▶ _PROMPT_: Keep the wording of each record exactly the same when you repeat it, and leave out pictures.

======== MATERIALS PROVIDED ========

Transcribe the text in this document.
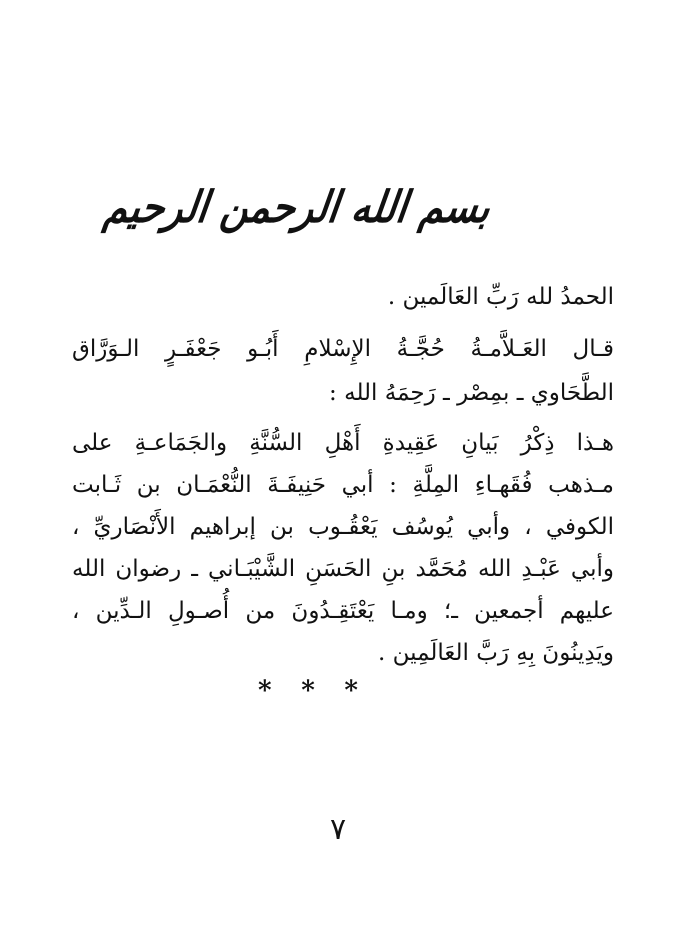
بسم الله الرحمن الرحيم
الحمدُ لله رَبِّ العَالَمين .
قـال العَـلاَّمـةُ حُجَّـةُ الإِسْلامِ أَبُـو جَعْفَـرٍ الـوَرَّاق
الطَّحَاوي ـ بمِصْر ـ رَحِمَهُ الله :
هـذا ذِكْرُ بَيانِ عَقِيدةِ أَهْلِ السُّنَّةِ والجَمَاعـةِ على
مـذهب فُقَهـاءِ المِلَّةِ : أبي حَنِيفَـةَ النُّعْمَـان بن ثَـابت
الكوفي ، وأبي يُوسُف يَعْقُـوب بن إبراهيم الأَنْصَاريِّ ،
وأبي عَبْـدِ الله مُحَمَّد بنِ الحَسَنِ الشَّيْبَـاني ـ رضوان الله
عليهم أجمعين ـ؛ ومـا يَعْتَقِـدُونَ من أُصـولِ الـدِّين ،
ويَدِينُونَ بِهِ رَبَّ العَالَمِين .
* * *
٧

========

▶ _SOLUTION TO THE EXERCISE_:
Transcribe the text in this document.
بسم الله الرحمن الرحيم
الحمدُ لله رَبِّ العَالَمين .
قـال العَـلاَّمـةُ حُجَّـةُ الإِسْلامِ أَبُـو جَعْفَـرٍ الـوَرَّاق
الطَّحَاوي ـ بمِصْر ـ رَحِمَهُ الله :
هـذا ذِكْرُ بَيانِ عَقِيدةِ أَهْلِ السُّنَّةِ والجَمَاعـةِ على
مـذهب فُقَهـاءِ المِلَّةِ : أبي حَنِيفَـةَ النُّعْمَـان بن ثَـابت
الكوفي ، وأبي يُوسُف يَعْقُـوب بن إبراهيم الأَنْصَاريِّ ،
وأبي عَبْـدِ الله مُحَمَّد بنِ الحَسَنِ الشَّيْبَـاني ـ رضوان الله
عليهم أجمعين ـ؛ ومـا يَعْتَقِـدُونَ من أُصـولِ الـدِّين ،
ويَدِينُونَ بِهِ رَبَّ العَالَمِين .
* * *
٧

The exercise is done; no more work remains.